START

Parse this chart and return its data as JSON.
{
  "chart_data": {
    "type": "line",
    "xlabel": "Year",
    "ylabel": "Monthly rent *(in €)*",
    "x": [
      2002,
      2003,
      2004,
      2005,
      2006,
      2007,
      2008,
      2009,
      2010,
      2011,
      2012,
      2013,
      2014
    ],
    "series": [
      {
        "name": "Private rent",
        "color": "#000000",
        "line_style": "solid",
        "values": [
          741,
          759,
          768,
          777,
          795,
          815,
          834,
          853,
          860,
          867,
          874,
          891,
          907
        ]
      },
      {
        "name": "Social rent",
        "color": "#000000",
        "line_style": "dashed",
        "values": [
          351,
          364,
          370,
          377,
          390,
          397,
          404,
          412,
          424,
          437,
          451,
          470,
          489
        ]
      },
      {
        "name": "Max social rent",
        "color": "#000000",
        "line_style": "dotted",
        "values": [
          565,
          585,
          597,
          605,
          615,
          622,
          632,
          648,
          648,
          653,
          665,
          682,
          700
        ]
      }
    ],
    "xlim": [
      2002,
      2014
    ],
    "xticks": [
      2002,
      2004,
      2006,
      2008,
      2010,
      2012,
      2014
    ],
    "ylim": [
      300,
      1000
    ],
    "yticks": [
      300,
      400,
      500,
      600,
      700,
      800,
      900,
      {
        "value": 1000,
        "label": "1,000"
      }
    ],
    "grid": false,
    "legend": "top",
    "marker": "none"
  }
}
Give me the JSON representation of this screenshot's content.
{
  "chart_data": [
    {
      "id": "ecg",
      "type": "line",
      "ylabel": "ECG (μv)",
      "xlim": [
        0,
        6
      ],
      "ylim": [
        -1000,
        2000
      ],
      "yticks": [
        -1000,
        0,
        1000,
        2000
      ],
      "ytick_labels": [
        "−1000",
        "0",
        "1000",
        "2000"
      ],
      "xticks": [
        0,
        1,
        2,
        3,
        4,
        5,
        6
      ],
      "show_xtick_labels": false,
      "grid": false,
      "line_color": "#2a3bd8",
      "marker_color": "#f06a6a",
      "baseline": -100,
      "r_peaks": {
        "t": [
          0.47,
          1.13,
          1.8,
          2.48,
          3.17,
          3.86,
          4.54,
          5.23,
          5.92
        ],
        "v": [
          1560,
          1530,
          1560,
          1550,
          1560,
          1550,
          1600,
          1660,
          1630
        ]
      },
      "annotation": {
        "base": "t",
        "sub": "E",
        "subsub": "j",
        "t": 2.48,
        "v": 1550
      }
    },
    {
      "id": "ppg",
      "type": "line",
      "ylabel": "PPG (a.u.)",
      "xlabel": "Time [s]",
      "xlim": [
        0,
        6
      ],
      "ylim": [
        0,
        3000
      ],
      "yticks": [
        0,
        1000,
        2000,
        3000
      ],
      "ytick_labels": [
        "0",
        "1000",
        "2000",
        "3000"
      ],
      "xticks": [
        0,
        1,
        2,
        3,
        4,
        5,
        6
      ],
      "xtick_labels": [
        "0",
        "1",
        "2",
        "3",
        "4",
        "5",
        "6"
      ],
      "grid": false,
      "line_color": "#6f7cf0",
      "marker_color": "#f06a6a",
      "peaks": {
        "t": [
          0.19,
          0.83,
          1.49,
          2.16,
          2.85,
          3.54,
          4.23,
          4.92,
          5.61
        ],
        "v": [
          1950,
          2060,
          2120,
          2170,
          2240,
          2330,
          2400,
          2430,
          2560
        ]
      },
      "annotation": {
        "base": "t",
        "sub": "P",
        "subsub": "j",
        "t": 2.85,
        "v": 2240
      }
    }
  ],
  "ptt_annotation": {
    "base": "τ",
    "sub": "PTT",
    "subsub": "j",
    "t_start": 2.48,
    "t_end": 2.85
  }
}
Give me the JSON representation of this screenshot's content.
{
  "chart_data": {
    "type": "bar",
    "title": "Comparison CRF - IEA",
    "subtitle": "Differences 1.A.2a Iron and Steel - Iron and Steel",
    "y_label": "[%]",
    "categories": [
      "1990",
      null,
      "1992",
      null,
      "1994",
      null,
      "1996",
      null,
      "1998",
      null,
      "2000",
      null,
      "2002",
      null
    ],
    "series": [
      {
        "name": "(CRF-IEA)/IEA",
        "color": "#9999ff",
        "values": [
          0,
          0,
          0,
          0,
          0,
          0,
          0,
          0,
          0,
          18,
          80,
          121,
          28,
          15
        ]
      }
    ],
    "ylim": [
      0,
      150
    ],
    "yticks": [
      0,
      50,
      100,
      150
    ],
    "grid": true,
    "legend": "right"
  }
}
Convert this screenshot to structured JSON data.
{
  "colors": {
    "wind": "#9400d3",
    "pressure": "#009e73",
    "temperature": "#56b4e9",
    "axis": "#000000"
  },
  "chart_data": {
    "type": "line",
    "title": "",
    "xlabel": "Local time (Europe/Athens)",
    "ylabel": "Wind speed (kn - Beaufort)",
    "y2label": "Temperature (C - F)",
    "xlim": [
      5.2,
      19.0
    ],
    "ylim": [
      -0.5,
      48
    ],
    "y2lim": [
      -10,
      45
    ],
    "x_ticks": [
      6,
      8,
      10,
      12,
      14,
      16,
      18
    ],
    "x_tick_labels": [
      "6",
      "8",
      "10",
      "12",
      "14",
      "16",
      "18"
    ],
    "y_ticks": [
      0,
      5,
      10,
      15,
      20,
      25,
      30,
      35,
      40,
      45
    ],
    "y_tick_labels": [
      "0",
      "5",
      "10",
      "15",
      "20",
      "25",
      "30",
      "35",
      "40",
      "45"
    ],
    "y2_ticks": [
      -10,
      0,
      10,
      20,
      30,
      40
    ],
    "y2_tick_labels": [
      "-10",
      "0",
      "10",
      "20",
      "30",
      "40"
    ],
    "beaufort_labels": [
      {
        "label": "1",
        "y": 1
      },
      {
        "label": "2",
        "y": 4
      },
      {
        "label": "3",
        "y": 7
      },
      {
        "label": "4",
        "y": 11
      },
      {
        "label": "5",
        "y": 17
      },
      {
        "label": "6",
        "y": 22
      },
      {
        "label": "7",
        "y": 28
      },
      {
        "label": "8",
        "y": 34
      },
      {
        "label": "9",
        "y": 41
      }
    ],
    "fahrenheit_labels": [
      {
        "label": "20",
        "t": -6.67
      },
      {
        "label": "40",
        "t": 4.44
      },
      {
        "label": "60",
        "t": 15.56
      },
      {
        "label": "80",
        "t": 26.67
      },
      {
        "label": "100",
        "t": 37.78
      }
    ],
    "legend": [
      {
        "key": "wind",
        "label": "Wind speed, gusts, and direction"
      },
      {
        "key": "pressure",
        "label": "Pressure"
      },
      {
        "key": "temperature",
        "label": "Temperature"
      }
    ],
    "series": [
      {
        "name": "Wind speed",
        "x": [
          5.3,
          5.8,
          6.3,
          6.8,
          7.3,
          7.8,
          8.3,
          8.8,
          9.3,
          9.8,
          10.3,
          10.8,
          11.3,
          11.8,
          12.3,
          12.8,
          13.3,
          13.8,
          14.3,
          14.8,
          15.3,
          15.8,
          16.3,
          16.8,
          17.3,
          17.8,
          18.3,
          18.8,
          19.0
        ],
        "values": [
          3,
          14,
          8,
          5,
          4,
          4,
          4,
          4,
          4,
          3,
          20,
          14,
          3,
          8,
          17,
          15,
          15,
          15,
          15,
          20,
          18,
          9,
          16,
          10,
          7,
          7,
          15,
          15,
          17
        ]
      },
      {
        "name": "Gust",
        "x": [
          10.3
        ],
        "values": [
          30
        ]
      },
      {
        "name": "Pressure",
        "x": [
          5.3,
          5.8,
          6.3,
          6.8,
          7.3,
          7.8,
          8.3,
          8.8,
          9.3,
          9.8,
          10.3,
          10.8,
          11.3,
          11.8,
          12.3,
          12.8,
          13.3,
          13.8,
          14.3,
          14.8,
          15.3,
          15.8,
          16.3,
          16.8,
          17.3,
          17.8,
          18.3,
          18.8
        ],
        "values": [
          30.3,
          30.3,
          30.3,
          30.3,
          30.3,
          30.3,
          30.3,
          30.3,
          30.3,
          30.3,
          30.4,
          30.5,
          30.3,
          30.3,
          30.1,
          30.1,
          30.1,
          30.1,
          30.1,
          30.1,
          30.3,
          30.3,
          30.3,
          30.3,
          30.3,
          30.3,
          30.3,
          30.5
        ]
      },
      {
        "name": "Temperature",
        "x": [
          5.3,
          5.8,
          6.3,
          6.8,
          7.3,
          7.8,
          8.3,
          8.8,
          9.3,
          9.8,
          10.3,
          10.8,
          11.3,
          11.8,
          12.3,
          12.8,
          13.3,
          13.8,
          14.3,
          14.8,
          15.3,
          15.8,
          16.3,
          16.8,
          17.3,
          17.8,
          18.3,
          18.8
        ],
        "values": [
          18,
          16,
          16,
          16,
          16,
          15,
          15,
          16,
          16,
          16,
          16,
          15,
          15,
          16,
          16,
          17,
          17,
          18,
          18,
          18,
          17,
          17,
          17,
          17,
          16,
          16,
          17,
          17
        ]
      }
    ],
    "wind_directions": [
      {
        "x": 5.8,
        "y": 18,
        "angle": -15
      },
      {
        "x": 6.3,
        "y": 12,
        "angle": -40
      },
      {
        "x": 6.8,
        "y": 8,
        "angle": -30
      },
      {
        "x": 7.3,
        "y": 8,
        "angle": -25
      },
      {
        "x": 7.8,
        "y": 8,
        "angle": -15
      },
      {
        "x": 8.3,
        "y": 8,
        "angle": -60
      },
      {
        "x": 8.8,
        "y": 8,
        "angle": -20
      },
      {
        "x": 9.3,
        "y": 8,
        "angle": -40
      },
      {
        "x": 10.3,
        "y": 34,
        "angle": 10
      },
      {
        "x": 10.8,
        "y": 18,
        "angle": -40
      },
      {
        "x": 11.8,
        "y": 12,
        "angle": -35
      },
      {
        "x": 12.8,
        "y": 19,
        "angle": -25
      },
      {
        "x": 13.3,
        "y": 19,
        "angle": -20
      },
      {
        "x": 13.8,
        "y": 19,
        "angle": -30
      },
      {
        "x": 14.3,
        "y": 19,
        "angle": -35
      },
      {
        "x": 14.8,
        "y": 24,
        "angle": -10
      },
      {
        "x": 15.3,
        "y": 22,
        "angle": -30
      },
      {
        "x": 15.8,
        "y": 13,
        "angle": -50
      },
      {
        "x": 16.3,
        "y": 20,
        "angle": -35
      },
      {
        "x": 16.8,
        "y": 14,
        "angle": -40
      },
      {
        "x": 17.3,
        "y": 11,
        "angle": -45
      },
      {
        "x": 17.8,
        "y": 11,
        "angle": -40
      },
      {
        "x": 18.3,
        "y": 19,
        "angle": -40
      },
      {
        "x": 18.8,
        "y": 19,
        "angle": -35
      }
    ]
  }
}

END

What is required:
Show all lines above holding "JSON".

Result below:
Parse this chart and return its data as JSON.
Give me the JSON representation of this screenshot's content.
Give me the JSON representation of this screenshot's content.
Convert this screenshot to structured JSON data.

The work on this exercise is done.